Return the complete listing that follows, with each line reproduced exactly.

==== DATA SUPPLIED

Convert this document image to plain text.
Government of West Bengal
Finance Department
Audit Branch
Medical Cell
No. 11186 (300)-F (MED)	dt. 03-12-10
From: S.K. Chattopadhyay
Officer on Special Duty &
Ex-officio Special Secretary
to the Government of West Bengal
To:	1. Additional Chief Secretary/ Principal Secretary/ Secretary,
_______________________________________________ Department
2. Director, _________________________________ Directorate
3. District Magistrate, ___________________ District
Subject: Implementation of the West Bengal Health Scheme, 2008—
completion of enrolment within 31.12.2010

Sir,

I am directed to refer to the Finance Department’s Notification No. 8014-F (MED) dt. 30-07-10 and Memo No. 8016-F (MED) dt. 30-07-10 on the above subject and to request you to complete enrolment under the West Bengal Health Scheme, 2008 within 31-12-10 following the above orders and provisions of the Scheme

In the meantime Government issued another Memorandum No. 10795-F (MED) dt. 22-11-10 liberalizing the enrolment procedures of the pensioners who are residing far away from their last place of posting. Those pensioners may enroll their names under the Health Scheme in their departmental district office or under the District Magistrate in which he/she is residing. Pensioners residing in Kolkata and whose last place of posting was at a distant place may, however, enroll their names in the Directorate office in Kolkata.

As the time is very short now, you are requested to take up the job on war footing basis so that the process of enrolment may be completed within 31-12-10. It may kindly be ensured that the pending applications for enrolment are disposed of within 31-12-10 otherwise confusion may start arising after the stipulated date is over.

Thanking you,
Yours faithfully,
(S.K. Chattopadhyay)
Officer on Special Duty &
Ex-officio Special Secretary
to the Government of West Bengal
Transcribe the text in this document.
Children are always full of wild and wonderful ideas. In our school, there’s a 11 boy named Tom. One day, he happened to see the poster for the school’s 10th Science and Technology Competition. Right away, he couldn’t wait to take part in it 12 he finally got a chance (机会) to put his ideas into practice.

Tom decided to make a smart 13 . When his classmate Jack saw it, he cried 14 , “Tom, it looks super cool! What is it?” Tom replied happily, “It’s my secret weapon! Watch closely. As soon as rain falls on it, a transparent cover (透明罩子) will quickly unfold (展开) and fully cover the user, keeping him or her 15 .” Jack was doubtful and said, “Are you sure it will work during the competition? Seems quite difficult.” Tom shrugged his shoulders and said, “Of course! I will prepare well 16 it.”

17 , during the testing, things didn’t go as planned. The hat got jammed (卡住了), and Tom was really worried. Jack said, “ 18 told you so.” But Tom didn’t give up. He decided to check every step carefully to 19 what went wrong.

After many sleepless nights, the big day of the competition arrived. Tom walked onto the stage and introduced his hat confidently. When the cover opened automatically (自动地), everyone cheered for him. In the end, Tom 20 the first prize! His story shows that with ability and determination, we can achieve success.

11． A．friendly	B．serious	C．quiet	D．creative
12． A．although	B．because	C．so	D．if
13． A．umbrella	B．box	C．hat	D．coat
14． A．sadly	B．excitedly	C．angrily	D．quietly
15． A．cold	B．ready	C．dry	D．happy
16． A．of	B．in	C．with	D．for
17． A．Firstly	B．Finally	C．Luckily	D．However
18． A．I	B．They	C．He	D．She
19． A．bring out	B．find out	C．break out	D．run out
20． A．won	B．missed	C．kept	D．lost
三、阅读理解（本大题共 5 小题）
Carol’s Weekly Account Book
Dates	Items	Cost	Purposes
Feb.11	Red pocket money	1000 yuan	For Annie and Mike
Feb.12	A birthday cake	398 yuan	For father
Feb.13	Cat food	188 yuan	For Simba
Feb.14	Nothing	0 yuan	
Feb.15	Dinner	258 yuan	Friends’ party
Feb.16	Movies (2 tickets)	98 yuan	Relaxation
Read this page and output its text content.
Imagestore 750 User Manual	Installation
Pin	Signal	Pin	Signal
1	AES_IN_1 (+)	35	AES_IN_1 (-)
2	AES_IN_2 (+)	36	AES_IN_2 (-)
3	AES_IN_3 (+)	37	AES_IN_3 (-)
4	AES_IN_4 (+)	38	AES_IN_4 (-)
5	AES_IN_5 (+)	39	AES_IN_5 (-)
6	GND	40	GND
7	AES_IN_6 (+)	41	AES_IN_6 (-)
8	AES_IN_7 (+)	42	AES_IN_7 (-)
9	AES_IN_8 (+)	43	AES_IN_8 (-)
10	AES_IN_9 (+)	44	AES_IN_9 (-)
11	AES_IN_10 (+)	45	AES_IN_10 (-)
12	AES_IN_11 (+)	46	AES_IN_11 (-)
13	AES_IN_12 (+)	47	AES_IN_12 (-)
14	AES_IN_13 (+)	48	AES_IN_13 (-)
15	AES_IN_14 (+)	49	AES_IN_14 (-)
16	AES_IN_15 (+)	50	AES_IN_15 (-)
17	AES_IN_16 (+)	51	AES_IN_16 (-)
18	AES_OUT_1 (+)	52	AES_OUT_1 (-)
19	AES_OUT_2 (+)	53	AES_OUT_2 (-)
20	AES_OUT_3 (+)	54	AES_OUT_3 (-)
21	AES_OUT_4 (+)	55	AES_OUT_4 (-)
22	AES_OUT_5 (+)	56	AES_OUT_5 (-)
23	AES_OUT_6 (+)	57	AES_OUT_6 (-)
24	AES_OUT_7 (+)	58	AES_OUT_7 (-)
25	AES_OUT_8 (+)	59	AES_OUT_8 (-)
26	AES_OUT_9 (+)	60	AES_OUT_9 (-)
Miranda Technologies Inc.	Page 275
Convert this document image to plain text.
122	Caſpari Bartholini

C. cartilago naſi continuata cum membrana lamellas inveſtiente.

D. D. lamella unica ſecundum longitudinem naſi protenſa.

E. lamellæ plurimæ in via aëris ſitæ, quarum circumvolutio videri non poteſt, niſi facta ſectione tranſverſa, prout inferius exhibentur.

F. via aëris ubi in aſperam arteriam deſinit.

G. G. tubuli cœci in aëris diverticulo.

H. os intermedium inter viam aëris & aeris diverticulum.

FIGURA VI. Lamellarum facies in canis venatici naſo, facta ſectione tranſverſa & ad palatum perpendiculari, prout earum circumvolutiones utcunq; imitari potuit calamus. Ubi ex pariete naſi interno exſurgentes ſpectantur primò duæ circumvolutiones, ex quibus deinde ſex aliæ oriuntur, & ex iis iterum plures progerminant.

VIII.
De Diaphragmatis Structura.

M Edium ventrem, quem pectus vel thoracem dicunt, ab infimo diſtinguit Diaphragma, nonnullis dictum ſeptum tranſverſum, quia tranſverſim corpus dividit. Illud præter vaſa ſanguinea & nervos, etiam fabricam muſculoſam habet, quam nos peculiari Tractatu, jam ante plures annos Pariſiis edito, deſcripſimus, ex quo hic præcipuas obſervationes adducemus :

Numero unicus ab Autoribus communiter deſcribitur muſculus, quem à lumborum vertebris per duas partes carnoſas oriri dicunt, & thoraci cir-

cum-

========

◆ **ANSWER TO THE PROBLEM**
Convert this document image to plain text.
Government of West Bengal
Finance Department
Audit Branch
Medical Cell
No. 11186 (300)-F (MED)	dt. 03-12-10
From: S.K. Chattopadhyay
Officer on Special Duty &
Ex-officio Special Secretary
to the Government of West Bengal
To:	1. Additional Chief Secretary/ Principal Secretary/ Secretary,
_______________________________________________ Department
2. Director, _________________________________ Directorate
3. District Magistrate, ___________________ District
Subject: Implementation of the West Bengal Health Scheme, 2008—
completion of enrolment within 31.12.2010

Sir,

I am directed to refer to the Finance Department’s Notification No. 8014-F (MED) dt. 30-07-10 and Memo No. 8016-F (MED) dt. 30-07-10 on the above subject and to request you to complete enrolment under the West Bengal Health Scheme, 2008 within 31-12-10 following the above orders and provisions of the Scheme

In the meantime Government issued another Memorandum No. 10795-F (MED) dt. 22-11-10 liberalizing the enrolment procedures of the pensioners who are residing far away from their last place of posting. Those pensioners may enroll their names under the Health Scheme in their departmental district office or under the District Magistrate in which he/she is residing. Pensioners residing in Kolkata and whose last place of posting was at a distant place may, however, enroll their names in the Directorate office in Kolkata.

As the time is very short now, you are requested to take up the job on war footing basis so that the process of enrolment may be completed within 31-12-10. It may kindly be ensured that the pending applications for enrolment are disposed of within 31-12-10 otherwise confusion may start arising after the stipulated date is over.

Thanking you,
Yours faithfully,
(S.K. Chattopadhyay)
Officer on Special Duty &
Ex-officio Special Secretary
to the Government of West Bengal
Transcribe the text in this document.
Children are always full of wild and wonderful ideas. In our school, there’s a 11 boy named Tom. One day, he happened to see the poster for the school’s 10th Science and Technology Competition. Right away, he couldn’t wait to take part in it 12 he finally got a chance (机会) to put his ideas into practice.

Tom decided to make a smart 13 . When his classmate Jack saw it, he cried 14 , “Tom, it looks super cool! What is it?” Tom replied happily, “It’s my secret weapon! Watch closely. As soon as rain falls on it, a transparent cover (透明罩子) will quickly unfold (展开) and fully cover the user, keeping him or her 15 .” Jack was doubtful and said, “Are you sure it will work during the competition? Seems quite difficult.” Tom shrugged his shoulders and said, “Of course! I will prepare well 16 it.”

17 , during the testing, things didn’t go as planned. The hat got jammed (卡住了), and Tom was really worried. Jack said, “ 18 told you so.” But Tom didn’t give up. He decided to check every step carefully to 19 what went wrong.

After many sleepless nights, the big day of the competition arrived. Tom walked onto the stage and introduced his hat confidently. When the cover opened automatically (自动地), everyone cheered for him. In the end, Tom 20 the first prize! His story shows that with ability and determination, we can achieve success.

11． A．friendly	B．serious	C．quiet	D．creative
12． A．although	B．because	C．so	D．if
13． A．umbrella	B．box	C．hat	D．coat
14． A．sadly	B．excitedly	C．angrily	D．quietly
15． A．cold	B．ready	C．dry	D．happy
16． A．of	B．in	C．with	D．for
17． A．Firstly	B．Finally	C．Luckily	D．However
18． A．I	B．They	C．He	D．She
19． A．bring out	B．find out	C．break out	D．run out
20． A．won	B．missed	C．kept	D．lost
三、阅读理解（本大题共 5 小题）
Carol’s Weekly Account Book
Dates	Items	Cost	Purposes
Feb.11	Red pocket money	1000 yuan	For Annie and Mike
Feb.12	A birthday cake	398 yuan	For father
Feb.13	Cat food	188 yuan	For Simba
Feb.14	Nothing	0 yuan	
Feb.15	Dinner	258 yuan	Friends’ party
Feb.16	Movies (2 tickets)	98 yuan	Relaxation
Read this page and output its text content.
Imagestore 750 User Manual	Installation
Pin	Signal	Pin	Signal
1	AES_IN_1 (+)	35	AES_IN_1 (-)
2	AES_IN_2 (+)	36	AES_IN_2 (-)
3	AES_IN_3 (+)	37	AES_IN_3 (-)
4	AES_IN_4 (+)	38	AES_IN_4 (-)
5	AES_IN_5 (+)	39	AES_IN_5 (-)
6	GND	40	GND
7	AES_IN_6 (+)	41	AES_IN_6 (-)
8	AES_IN_7 (+)	42	AES_IN_7 (-)
9	AES_IN_8 (+)	43	AES_IN_8 (-)
10	AES_IN_9 (+)	44	AES_IN_9 (-)
11	AES_IN_10 (+)	45	AES_IN_10 (-)
12	AES_IN_11 (+)	46	AES_IN_11 (-)
13	AES_IN_12 (+)	47	AES_IN_12 (-)
14	AES_IN_13 (+)	48	AES_IN_13 (-)
15	AES_IN_14 (+)	49	AES_IN_14 (-)
16	AES_IN_15 (+)	50	AES_IN_15 (-)
17	AES_IN_16 (+)	51	AES_IN_16 (-)
18	AES_OUT_1 (+)	52	AES_OUT_1 (-)
19	AES_OUT_2 (+)	53	AES_OUT_2 (-)
20	AES_OUT_3 (+)	54	AES_OUT_3 (-)
21	AES_OUT_4 (+)	55	AES_OUT_4 (-)
22	AES_OUT_5 (+)	56	AES_OUT_5 (-)
23	AES_OUT_6 (+)	57	AES_OUT_6 (-)
24	AES_OUT_7 (+)	58	AES_OUT_7 (-)
25	AES_OUT_8 (+)	59	AES_OUT_8 (-)
26	AES_OUT_9 (+)	60	AES_OUT_9 (-)
Miranda Technologies Inc.	Page 275
Convert this document image to plain text.
122	Caſpari Bartholini

C. cartilago naſi continuata cum membrana lamellas inveſtiente.

D. D. lamella unica ſecundum longitudinem naſi protenſa.

E. lamellæ plurimæ in via aëris ſitæ, quarum circumvolutio videri non poteſt, niſi facta ſectione tranſverſa, prout inferius exhibentur.

F. via aëris ubi in aſperam arteriam deſinit.

G. G. tubuli cœci in aëris diverticulo.

H. os intermedium inter viam aëris & aeris diverticulum.

FIGURA VI. Lamellarum facies in canis venatici naſo, facta ſectione tranſverſa & ad palatum perpendiculari, prout earum circumvolutiones utcunq; imitari potuit calamus. Ubi ex pariete naſi interno exſurgentes ſpectantur primò duæ circumvolutiones, ex quibus deinde ſex aliæ oriuntur, & ex iis iterum plures progerminant.

VIII.
De Diaphragmatis Structura.

M Edium ventrem, quem pectus vel thoracem dicunt, ab infimo diſtinguit Diaphragma, nonnullis dictum ſeptum tranſverſum, quia tranſverſim corpus dividit. Illud præter vaſa ſanguinea & nervos, etiam fabricam muſculoſam habet, quam nos peculiari Tractatu, jam ante plures annos Pariſiis edito, deſcripſimus, ex quo hic præcipuas obſervationes adducemus :

Numero unicus ab Autoribus communiter deſcribitur muſculus, quem à lumborum vertebris per duas partes carnoſas oriri dicunt, & thoraci cir-

cum-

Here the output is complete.